Stored data:
____________

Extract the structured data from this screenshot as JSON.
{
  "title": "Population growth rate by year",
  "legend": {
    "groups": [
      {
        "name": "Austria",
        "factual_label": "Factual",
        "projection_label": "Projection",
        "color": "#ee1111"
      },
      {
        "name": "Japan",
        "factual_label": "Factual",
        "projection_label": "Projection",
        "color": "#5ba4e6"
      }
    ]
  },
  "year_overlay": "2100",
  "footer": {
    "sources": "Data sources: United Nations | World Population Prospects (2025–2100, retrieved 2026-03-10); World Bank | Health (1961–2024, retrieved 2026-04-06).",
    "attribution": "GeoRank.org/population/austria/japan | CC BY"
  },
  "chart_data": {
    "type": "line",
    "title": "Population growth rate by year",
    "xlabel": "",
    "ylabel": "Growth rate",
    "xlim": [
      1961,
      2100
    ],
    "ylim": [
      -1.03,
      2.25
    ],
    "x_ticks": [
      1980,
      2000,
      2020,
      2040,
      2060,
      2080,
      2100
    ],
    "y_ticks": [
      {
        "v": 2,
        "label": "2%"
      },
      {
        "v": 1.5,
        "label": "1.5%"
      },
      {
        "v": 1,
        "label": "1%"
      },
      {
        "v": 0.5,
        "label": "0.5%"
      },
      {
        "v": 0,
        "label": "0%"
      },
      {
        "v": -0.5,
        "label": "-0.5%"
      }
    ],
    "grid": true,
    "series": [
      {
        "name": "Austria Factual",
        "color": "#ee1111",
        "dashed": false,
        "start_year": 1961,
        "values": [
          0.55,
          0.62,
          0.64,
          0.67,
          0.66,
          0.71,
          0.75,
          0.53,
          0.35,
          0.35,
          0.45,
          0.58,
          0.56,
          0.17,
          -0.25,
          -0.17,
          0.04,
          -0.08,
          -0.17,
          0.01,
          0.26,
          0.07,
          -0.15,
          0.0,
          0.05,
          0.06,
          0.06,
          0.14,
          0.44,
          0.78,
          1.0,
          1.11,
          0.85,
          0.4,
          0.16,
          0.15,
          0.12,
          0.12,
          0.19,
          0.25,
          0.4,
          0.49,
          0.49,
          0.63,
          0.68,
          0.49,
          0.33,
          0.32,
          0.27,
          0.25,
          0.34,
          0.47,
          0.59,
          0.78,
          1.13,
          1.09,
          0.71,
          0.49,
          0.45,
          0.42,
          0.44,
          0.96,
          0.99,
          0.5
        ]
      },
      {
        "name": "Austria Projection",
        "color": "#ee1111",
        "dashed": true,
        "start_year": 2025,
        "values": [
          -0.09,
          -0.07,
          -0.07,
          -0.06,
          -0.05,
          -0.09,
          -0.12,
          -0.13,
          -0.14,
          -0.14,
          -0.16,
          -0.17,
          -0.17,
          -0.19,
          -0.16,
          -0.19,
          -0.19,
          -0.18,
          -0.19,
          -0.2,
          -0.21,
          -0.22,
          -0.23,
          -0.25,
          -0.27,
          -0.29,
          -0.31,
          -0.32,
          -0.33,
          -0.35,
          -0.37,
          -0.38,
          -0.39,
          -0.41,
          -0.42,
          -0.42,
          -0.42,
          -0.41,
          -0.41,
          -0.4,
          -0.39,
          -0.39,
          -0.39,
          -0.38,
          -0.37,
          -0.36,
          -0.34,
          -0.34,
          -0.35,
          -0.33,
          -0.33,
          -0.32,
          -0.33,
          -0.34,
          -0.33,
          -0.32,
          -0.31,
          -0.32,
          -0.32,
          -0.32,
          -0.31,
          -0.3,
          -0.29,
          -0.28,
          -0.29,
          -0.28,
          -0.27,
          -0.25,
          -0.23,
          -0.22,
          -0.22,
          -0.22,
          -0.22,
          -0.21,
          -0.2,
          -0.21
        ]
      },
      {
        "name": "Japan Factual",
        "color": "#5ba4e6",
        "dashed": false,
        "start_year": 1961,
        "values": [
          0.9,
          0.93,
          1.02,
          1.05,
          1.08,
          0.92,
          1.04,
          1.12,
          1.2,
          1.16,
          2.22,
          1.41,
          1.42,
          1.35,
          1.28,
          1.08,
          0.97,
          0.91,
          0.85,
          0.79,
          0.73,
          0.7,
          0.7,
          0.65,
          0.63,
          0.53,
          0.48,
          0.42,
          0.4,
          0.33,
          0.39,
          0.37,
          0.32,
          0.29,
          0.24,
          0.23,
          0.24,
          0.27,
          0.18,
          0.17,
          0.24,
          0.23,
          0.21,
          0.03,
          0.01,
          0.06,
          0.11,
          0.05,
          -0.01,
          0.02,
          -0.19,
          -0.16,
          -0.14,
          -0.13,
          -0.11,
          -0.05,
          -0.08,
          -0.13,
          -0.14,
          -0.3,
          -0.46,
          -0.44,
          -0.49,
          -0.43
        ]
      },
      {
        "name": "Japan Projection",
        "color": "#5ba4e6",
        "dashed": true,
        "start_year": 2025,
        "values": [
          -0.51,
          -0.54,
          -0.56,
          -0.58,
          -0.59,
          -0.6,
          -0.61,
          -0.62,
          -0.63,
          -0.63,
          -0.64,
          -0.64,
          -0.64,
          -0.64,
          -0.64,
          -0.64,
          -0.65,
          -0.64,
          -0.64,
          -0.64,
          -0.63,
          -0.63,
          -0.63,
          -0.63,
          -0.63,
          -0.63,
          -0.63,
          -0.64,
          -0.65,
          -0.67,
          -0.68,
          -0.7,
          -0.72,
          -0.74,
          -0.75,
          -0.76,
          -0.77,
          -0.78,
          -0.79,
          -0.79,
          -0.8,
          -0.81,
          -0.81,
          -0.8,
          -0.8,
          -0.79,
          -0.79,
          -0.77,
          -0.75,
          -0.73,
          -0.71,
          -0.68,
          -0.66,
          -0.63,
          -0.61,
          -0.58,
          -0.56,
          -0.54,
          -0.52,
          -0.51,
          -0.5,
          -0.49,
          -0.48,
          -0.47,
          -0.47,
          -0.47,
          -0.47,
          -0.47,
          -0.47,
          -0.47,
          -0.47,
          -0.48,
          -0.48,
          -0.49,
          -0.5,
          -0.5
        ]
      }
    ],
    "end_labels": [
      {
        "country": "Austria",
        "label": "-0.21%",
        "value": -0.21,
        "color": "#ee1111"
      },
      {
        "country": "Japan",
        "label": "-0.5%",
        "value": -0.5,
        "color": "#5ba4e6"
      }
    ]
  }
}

____________

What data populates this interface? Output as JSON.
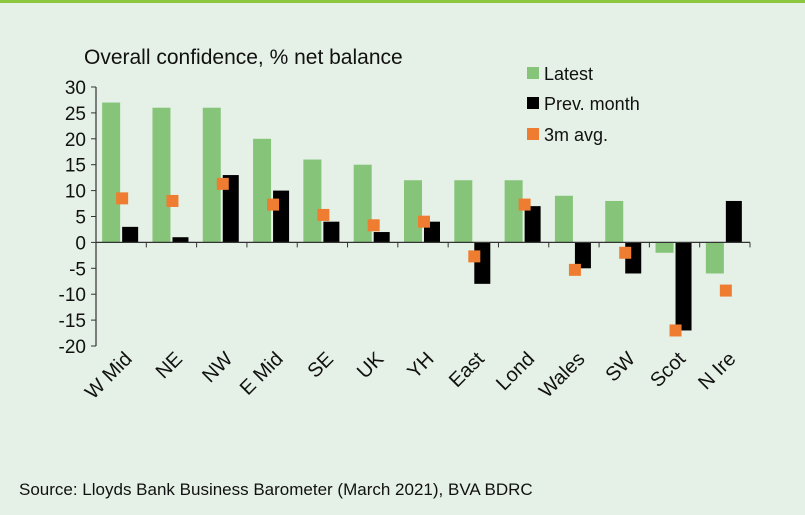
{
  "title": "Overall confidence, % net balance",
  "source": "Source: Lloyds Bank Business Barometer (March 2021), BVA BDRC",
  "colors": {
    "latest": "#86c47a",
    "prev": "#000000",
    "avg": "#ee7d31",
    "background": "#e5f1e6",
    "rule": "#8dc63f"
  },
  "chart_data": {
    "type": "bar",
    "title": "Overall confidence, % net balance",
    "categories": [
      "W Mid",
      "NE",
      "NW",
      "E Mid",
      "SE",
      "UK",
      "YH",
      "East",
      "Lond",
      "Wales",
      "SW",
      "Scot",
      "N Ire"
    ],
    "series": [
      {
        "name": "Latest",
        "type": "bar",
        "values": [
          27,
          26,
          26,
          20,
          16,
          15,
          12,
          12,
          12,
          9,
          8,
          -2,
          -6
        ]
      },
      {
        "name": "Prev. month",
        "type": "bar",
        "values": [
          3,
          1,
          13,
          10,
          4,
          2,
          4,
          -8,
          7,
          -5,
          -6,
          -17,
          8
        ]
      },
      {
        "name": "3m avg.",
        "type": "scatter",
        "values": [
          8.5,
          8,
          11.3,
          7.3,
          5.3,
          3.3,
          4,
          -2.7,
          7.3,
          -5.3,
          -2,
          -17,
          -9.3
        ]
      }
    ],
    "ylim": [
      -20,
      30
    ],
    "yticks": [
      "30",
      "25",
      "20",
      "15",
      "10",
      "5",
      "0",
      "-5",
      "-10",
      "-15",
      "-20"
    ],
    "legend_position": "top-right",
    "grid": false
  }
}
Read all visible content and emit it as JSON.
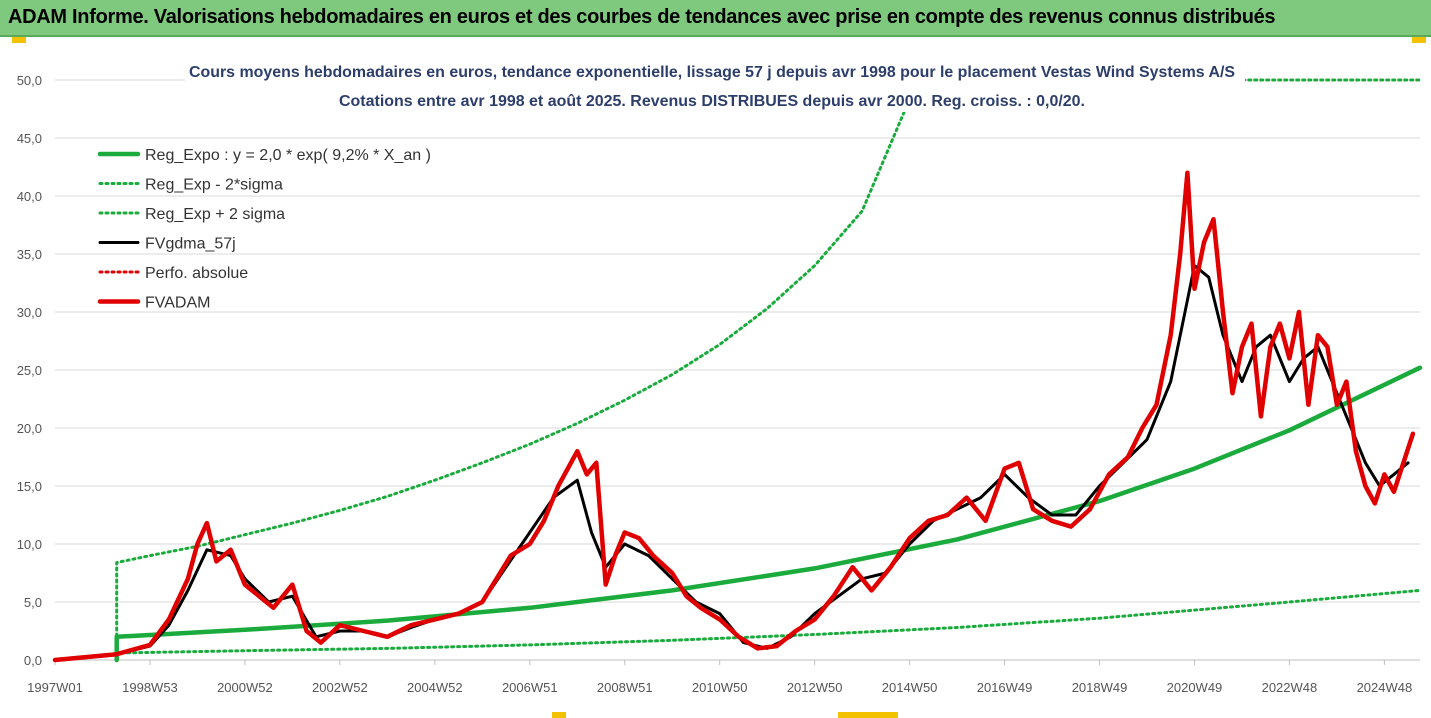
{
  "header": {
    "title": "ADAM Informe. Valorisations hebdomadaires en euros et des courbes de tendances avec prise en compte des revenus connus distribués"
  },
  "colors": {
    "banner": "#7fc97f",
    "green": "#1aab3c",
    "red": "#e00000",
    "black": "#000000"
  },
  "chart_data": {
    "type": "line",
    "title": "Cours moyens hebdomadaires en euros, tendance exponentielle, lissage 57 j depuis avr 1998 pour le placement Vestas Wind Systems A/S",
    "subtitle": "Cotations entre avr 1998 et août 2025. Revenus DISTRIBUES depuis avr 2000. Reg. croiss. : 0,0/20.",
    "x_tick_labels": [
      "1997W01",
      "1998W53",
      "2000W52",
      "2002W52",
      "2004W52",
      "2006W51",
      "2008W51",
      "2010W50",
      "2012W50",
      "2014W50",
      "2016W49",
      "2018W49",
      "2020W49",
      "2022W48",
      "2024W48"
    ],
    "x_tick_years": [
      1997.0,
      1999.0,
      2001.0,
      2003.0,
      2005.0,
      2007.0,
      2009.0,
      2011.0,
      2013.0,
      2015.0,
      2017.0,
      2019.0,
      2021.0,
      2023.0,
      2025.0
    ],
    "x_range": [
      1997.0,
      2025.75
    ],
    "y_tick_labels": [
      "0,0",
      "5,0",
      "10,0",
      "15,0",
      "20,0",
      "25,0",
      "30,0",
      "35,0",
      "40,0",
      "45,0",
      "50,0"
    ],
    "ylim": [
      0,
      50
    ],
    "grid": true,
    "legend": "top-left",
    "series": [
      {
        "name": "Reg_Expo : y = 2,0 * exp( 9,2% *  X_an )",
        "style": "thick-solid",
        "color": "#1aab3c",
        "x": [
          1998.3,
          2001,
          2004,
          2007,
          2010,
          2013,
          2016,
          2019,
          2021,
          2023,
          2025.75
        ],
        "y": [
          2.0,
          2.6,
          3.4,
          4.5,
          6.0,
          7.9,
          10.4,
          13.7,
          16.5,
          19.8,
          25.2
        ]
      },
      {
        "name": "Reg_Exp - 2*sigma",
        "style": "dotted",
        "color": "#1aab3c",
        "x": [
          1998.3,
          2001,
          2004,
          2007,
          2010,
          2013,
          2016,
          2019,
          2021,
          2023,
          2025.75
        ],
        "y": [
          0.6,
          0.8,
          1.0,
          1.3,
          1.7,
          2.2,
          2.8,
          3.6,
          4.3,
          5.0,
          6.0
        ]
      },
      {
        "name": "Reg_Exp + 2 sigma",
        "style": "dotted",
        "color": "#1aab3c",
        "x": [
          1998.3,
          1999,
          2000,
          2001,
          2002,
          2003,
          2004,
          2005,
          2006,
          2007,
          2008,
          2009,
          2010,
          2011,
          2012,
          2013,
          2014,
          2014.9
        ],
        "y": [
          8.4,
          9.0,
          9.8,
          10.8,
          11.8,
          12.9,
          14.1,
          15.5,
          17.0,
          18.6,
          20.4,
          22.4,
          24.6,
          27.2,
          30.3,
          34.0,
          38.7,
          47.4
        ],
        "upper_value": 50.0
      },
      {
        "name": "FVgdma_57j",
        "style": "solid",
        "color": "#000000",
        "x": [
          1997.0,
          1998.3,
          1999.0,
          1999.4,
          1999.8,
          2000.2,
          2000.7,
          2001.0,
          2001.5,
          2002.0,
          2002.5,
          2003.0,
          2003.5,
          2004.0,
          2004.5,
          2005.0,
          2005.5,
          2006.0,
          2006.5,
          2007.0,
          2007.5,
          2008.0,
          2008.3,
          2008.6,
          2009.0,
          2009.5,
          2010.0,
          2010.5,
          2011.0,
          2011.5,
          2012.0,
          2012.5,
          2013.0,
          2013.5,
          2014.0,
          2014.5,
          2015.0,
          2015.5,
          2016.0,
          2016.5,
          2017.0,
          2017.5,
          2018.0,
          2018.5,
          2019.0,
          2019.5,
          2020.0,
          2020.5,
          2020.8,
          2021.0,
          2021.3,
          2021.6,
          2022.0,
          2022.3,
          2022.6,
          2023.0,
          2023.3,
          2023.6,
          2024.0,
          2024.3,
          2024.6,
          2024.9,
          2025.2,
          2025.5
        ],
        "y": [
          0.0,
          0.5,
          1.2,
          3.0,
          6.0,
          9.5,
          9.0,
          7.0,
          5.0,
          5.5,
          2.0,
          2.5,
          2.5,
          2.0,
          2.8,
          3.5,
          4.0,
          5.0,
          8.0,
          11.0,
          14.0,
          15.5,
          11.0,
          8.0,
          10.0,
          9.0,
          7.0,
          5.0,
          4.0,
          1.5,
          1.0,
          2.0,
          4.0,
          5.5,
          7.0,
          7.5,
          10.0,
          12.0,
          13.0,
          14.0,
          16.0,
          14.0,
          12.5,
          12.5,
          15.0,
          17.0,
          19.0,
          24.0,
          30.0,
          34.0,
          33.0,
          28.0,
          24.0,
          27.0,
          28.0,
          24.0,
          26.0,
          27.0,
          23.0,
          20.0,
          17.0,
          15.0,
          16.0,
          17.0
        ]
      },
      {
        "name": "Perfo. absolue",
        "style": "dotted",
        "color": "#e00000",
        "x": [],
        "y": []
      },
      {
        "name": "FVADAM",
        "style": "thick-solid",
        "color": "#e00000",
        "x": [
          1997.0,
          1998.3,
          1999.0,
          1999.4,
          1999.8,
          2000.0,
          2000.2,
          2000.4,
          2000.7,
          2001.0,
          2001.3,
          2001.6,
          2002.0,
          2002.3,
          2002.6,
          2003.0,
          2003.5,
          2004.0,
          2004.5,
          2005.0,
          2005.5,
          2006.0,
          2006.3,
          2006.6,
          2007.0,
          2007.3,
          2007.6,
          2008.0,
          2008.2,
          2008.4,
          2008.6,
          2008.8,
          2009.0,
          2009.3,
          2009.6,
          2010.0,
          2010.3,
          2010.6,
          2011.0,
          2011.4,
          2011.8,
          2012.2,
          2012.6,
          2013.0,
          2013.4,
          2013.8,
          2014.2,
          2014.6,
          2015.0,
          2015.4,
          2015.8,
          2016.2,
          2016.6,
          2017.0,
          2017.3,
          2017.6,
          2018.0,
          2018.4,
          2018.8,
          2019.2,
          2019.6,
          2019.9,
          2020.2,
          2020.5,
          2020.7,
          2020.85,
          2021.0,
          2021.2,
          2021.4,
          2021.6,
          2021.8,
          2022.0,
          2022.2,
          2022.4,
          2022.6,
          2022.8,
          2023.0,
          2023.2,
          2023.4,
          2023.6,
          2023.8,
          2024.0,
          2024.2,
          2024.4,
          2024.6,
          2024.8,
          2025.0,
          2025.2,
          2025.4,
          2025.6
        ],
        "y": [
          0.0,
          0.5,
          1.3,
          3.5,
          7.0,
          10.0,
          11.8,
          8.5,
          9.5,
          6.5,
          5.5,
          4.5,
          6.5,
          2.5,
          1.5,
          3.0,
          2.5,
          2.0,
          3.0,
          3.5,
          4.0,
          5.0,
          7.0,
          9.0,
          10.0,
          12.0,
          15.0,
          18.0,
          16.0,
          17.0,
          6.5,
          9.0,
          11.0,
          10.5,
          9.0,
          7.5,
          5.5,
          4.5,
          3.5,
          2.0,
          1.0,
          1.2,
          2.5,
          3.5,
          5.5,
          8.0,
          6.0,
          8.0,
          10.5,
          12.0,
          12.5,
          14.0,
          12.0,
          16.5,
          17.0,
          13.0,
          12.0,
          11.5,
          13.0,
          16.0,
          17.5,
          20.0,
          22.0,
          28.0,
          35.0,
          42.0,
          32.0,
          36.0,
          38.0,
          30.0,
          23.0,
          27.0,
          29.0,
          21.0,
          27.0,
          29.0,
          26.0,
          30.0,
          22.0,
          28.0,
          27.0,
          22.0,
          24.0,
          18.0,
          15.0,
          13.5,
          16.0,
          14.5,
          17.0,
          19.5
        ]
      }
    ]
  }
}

____________

## SET PROBLEM
Identify and copy lines that hold the string "Factual".

## CORRECT RESULT
        "factual_label": "Factual",
        "factual_label": "Factual",
        "name": "Austria Factual",
        "name": "Japan Factual",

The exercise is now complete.